Supplied records:
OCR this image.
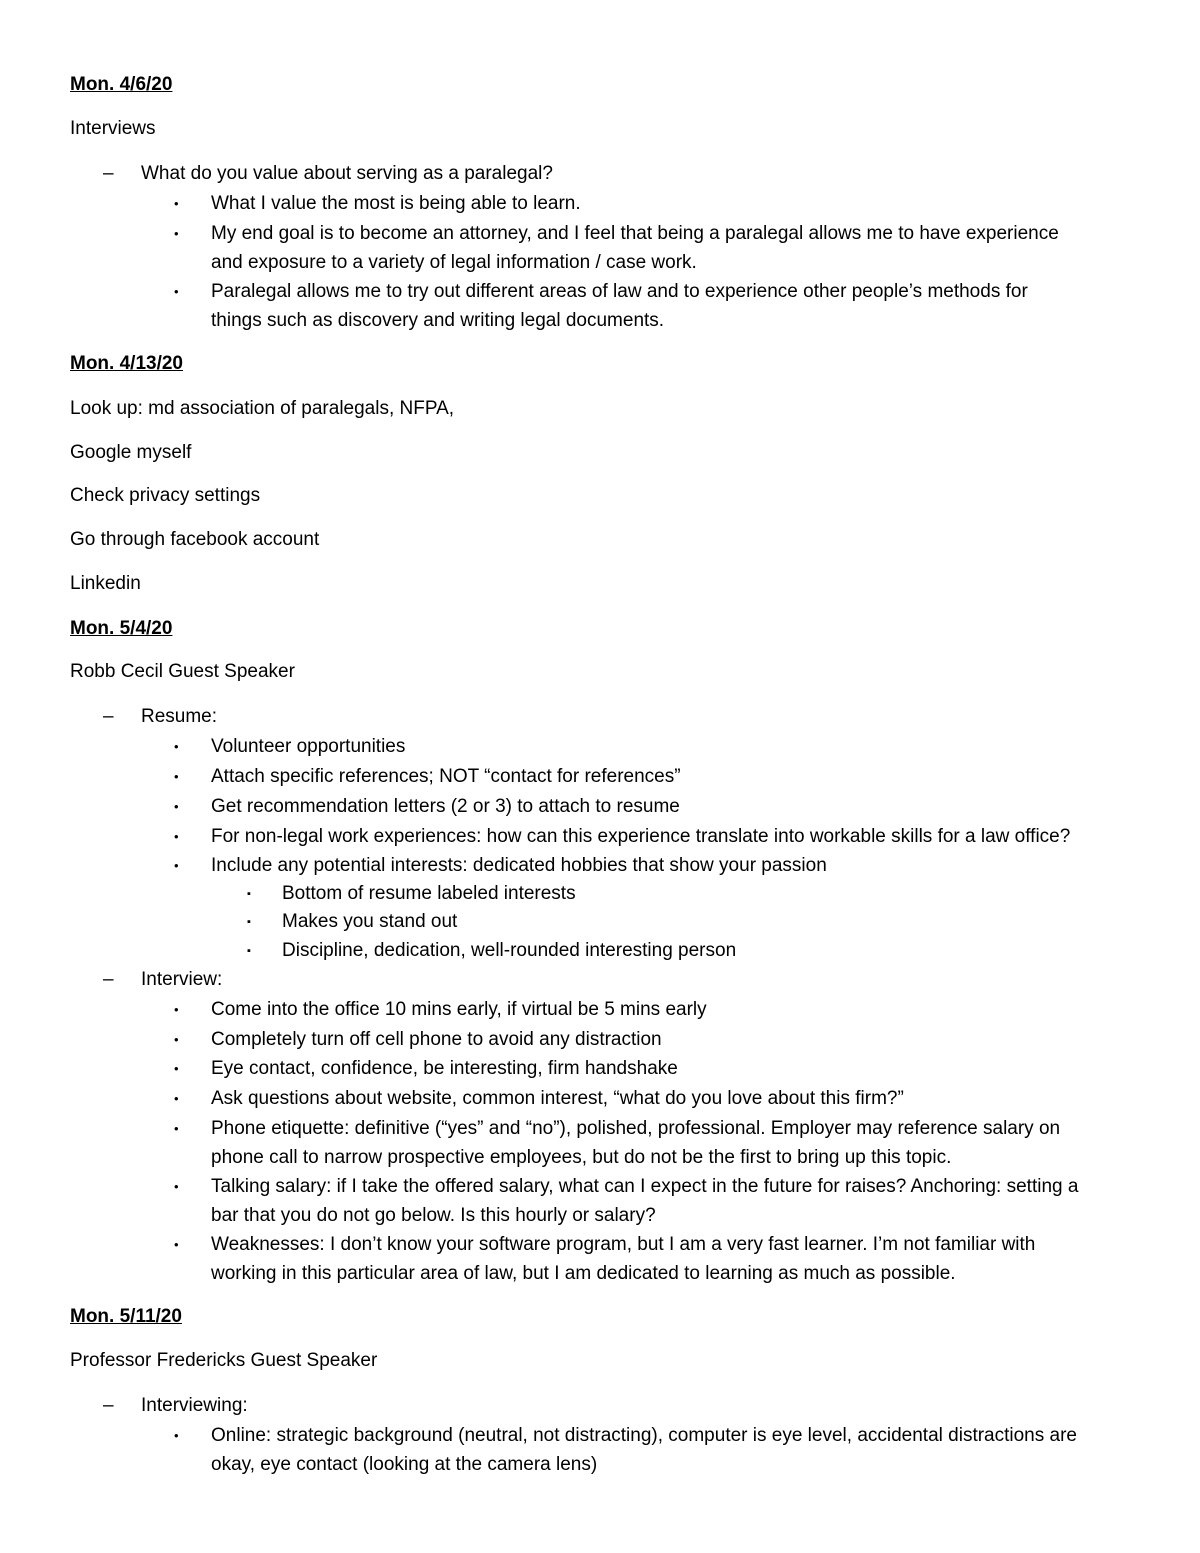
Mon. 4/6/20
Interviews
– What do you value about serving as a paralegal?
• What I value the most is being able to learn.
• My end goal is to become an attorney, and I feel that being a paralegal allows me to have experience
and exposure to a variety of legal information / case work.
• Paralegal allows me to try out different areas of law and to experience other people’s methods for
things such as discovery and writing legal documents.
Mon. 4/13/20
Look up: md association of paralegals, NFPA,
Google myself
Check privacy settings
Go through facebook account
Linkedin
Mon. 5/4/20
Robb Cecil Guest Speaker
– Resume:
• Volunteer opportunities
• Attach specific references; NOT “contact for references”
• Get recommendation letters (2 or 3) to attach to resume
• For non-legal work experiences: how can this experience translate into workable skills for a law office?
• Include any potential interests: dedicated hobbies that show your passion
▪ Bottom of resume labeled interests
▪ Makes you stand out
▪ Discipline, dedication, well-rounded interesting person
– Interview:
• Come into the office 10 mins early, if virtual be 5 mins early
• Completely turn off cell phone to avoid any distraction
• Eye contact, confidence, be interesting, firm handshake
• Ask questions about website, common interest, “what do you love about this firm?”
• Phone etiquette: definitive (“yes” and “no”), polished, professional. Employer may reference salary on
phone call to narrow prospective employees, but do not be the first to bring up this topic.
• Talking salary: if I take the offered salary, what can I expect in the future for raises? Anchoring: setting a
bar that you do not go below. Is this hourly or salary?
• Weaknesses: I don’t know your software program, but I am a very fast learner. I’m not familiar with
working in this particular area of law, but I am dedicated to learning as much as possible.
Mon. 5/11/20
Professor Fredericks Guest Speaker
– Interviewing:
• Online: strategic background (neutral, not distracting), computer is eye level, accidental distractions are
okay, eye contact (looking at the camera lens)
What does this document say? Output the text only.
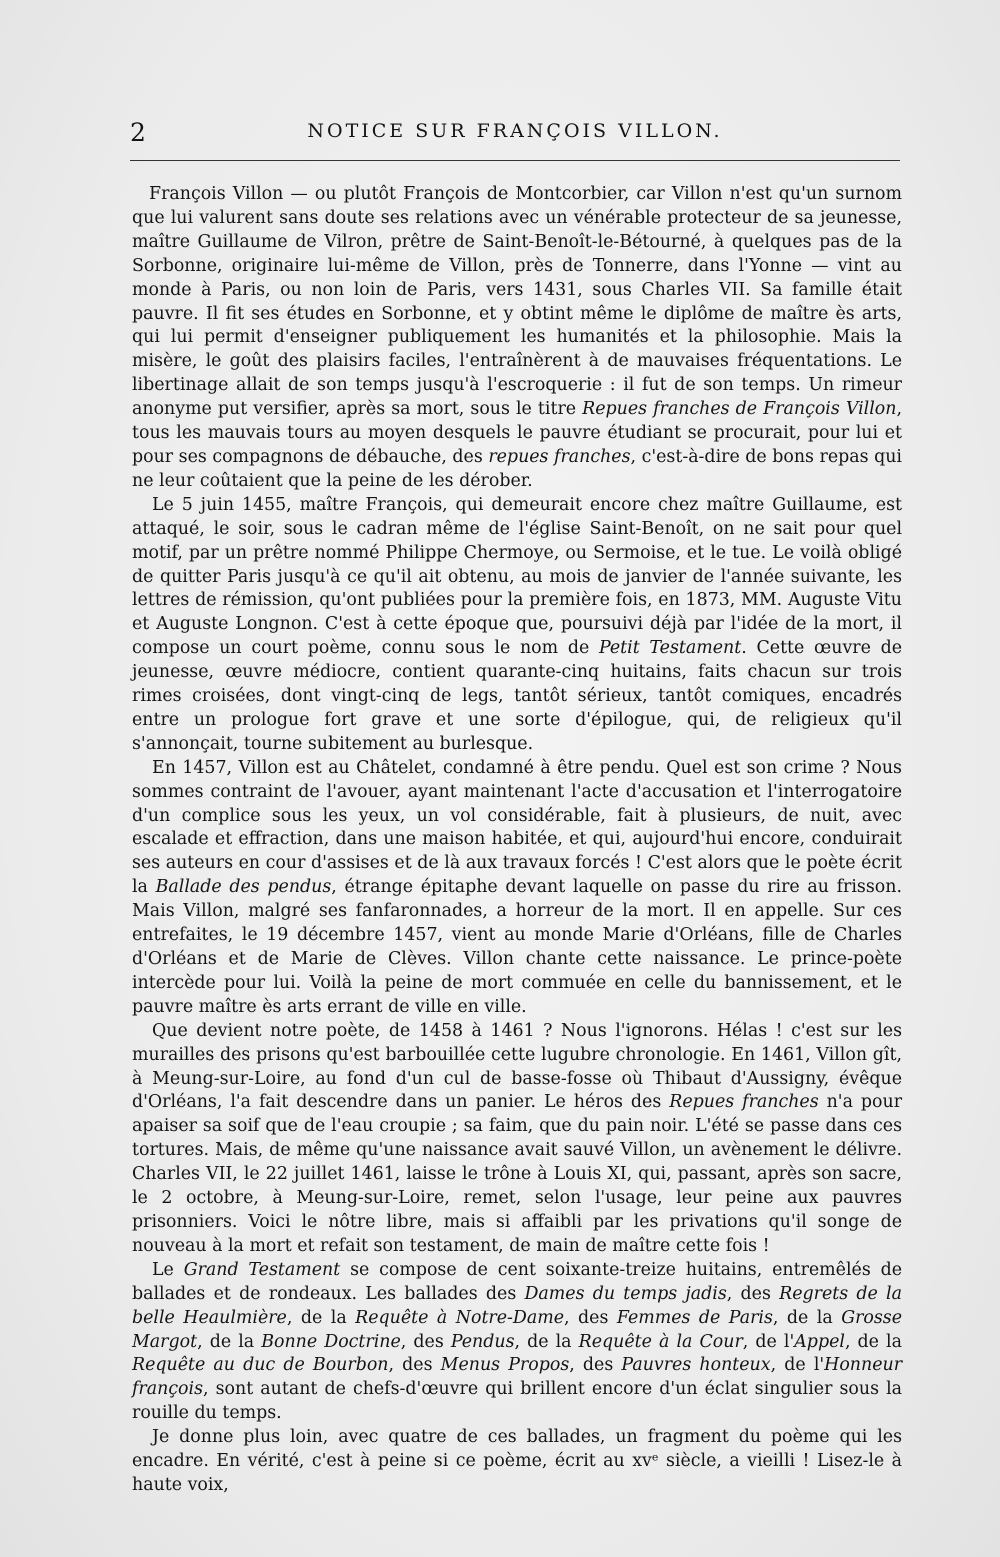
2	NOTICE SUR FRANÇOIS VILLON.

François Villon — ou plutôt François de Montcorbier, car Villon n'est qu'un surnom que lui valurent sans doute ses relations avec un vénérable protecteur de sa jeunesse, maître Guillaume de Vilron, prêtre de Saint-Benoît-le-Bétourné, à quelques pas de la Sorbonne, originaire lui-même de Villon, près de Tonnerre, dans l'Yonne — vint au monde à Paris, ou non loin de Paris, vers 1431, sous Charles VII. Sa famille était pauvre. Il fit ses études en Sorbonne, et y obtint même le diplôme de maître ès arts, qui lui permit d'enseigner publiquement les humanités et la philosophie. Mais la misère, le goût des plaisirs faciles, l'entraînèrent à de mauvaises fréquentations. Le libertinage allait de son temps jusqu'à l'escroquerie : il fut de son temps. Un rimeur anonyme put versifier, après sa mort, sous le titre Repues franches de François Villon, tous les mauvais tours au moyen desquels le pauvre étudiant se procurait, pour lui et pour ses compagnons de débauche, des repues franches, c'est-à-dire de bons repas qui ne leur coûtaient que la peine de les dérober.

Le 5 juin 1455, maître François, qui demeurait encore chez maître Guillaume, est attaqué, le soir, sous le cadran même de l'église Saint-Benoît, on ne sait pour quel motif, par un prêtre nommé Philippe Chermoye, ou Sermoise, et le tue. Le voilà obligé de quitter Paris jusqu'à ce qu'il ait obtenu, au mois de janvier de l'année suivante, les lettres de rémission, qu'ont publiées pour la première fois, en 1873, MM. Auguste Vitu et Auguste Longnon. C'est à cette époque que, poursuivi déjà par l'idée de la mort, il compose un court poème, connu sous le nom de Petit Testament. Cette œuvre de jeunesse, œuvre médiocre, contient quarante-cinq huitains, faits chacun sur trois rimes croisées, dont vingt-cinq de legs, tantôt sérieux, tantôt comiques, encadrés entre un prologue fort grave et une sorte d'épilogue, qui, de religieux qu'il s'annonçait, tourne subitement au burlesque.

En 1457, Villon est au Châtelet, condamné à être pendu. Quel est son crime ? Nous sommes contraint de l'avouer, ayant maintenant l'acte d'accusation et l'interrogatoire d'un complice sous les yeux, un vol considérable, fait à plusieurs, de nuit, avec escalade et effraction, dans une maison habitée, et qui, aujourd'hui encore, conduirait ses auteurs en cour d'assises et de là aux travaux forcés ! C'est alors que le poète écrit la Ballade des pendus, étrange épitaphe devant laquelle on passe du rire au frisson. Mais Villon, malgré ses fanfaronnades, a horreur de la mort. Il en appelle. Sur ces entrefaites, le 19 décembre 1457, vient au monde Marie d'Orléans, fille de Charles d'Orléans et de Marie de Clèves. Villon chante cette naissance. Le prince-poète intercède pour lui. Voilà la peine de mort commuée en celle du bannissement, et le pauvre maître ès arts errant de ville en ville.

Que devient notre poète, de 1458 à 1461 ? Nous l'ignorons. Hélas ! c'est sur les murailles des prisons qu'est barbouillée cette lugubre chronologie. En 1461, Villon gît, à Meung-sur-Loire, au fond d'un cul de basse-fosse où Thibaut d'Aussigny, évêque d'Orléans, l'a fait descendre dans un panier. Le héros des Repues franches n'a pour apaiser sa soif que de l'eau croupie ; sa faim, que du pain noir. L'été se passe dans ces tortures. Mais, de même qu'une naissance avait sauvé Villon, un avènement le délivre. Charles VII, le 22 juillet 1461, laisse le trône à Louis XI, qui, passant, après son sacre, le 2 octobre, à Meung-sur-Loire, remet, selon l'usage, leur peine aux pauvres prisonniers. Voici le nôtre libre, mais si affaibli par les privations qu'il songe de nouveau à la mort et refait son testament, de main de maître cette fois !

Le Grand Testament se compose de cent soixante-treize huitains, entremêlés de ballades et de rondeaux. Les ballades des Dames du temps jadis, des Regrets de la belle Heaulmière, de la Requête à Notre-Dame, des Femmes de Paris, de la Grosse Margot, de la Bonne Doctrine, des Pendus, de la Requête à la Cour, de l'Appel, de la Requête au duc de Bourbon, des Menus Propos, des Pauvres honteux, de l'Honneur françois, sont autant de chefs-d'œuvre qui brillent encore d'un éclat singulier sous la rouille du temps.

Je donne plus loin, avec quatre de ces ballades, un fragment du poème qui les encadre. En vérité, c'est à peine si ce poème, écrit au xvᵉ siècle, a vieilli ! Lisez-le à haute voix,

What to work on:
Write out all the records again, exactly, minus any pictures.

Result of the exercise:
OCR this image.
Mon. 4/6/20
Interviews
– What do you value about serving as a paralegal?
• What I value the most is being able to learn.
• My end goal is to become an attorney, and I feel that being a paralegal allows me to have experience
and exposure to a variety of legal information / case work.
• Paralegal allows me to try out different areas of law and to experience other people’s methods for
things such as discovery and writing legal documents.
Mon. 4/13/20
Look up: md association of paralegals, NFPA,
Google myself
Check privacy settings
Go through facebook account
Linkedin
Mon. 5/4/20
Robb Cecil Guest Speaker
– Resume:
• Volunteer opportunities
• Attach specific references; NOT “contact for references”
• Get recommendation letters (2 or 3) to attach to resume
• For non-legal work experiences: how can this experience translate into workable skills for a law office?
• Include any potential interests: dedicated hobbies that show your passion
▪ Bottom of resume labeled interests
▪ Makes you stand out
▪ Discipline, dedication, well-rounded interesting person
– Interview:
• Come into the office 10 mins early, if virtual be 5 mins early
• Completely turn off cell phone to avoid any distraction
• Eye contact, confidence, be interesting, firm handshake
• Ask questions about website, common interest, “what do you love about this firm?”
• Phone etiquette: definitive (“yes” and “no”), polished, professional. Employer may reference salary on
phone call to narrow prospective employees, but do not be the first to bring up this topic.
• Talking salary: if I take the offered salary, what can I expect in the future for raises? Anchoring: setting a
bar that you do not go below. Is this hourly or salary?
• Weaknesses: I don’t know your software program, but I am a very fast learner. I’m not familiar with
working in this particular area of law, but I am dedicated to learning as much as possible.
Mon. 5/11/20
Professor Fredericks Guest Speaker
– Interviewing:
• Online: strategic background (neutral, not distracting), computer is eye level, accidental distractions are
okay, eye contact (looking at the camera lens)
What does this document say? Output the text only.
2	NOTICE SUR FRANÇOIS VILLON.

François Villon — ou plutôt François de Montcorbier, car Villon n'est qu'un surnom que lui valurent sans doute ses relations avec un vénérable protecteur de sa jeunesse, maître Guillaume de Vilron, prêtre de Saint-Benoît-le-Bétourné, à quelques pas de la Sorbonne, originaire lui-même de Villon, près de Tonnerre, dans l'Yonne — vint au monde à Paris, ou non loin de Paris, vers 1431, sous Charles VII. Sa famille était pauvre. Il fit ses études en Sorbonne, et y obtint même le diplôme de maître ès arts, qui lui permit d'enseigner publiquement les humanités et la philosophie. Mais la misère, le goût des plaisirs faciles, l'entraînèrent à de mauvaises fréquentations. Le libertinage allait de son temps jusqu'à l'escroquerie : il fut de son temps. Un rimeur anonyme put versifier, après sa mort, sous le titre Repues franches de François Villon, tous les mauvais tours au moyen desquels le pauvre étudiant se procurait, pour lui et pour ses compagnons de débauche, des repues franches, c'est-à-dire de bons repas qui ne leur coûtaient que la peine de les dérober.

Le 5 juin 1455, maître François, qui demeurait encore chez maître Guillaume, est attaqué, le soir, sous le cadran même de l'église Saint-Benoît, on ne sait pour quel motif, par un prêtre nommé Philippe Chermoye, ou Sermoise, et le tue. Le voilà obligé de quitter Paris jusqu'à ce qu'il ait obtenu, au mois de janvier de l'année suivante, les lettres de rémission, qu'ont publiées pour la première fois, en 1873, MM. Auguste Vitu et Auguste Longnon. C'est à cette époque que, poursuivi déjà par l'idée de la mort, il compose un court poème, connu sous le nom de Petit Testament. Cette œuvre de jeunesse, œuvre médiocre, contient quarante-cinq huitains, faits chacun sur trois rimes croisées, dont vingt-cinq de legs, tantôt sérieux, tantôt comiques, encadrés entre un prologue fort grave et une sorte d'épilogue, qui, de religieux qu'il s'annonçait, tourne subitement au burlesque.

En 1457, Villon est au Châtelet, condamné à être pendu. Quel est son crime ? Nous sommes contraint de l'avouer, ayant maintenant l'acte d'accusation et l'interrogatoire d'un complice sous les yeux, un vol considérable, fait à plusieurs, de nuit, avec escalade et effraction, dans une maison habitée, et qui, aujourd'hui encore, conduirait ses auteurs en cour d'assises et de là aux travaux forcés ! C'est alors que le poète écrit la Ballade des pendus, étrange épitaphe devant laquelle on passe du rire au frisson. Mais Villon, malgré ses fanfaronnades, a horreur de la mort. Il en appelle. Sur ces entrefaites, le 19 décembre 1457, vient au monde Marie d'Orléans, fille de Charles d'Orléans et de Marie de Clèves. Villon chante cette naissance. Le prince-poète intercède pour lui. Voilà la peine de mort commuée en celle du bannissement, et le pauvre maître ès arts errant de ville en ville.

Que devient notre poète, de 1458 à 1461 ? Nous l'ignorons. Hélas ! c'est sur les murailles des prisons qu'est barbouillée cette lugubre chronologie. En 1461, Villon gît, à Meung-sur-Loire, au fond d'un cul de basse-fosse où Thibaut d'Aussigny, évêque d'Orléans, l'a fait descendre dans un panier. Le héros des Repues franches n'a pour apaiser sa soif que de l'eau croupie ; sa faim, que du pain noir. L'été se passe dans ces tortures. Mais, de même qu'une naissance avait sauvé Villon, un avènement le délivre. Charles VII, le 22 juillet 1461, laisse le trône à Louis XI, qui, passant, après son sacre, le 2 octobre, à Meung-sur-Loire, remet, selon l'usage, leur peine aux pauvres prisonniers. Voici le nôtre libre, mais si affaibli par les privations qu'il songe de nouveau à la mort et refait son testament, de main de maître cette fois !

Le Grand Testament se compose de cent soixante-treize huitains, entremêlés de ballades et de rondeaux. Les ballades des Dames du temps jadis, des Regrets de la belle Heaulmière, de la Requête à Notre-Dame, des Femmes de Paris, de la Grosse Margot, de la Bonne Doctrine, des Pendus, de la Requête à la Cour, de l'Appel, de la Requête au duc de Bourbon, des Menus Propos, des Pauvres honteux, de l'Honneur françois, sont autant de chefs-d'œuvre qui brillent encore d'un éclat singulier sous la rouille du temps.

Je donne plus loin, avec quatre de ces ballades, un fragment du poème qui les encadre. En vérité, c'est à peine si ce poème, écrit au xvᵉ siècle, a vieilli ! Lisez-le à haute voix,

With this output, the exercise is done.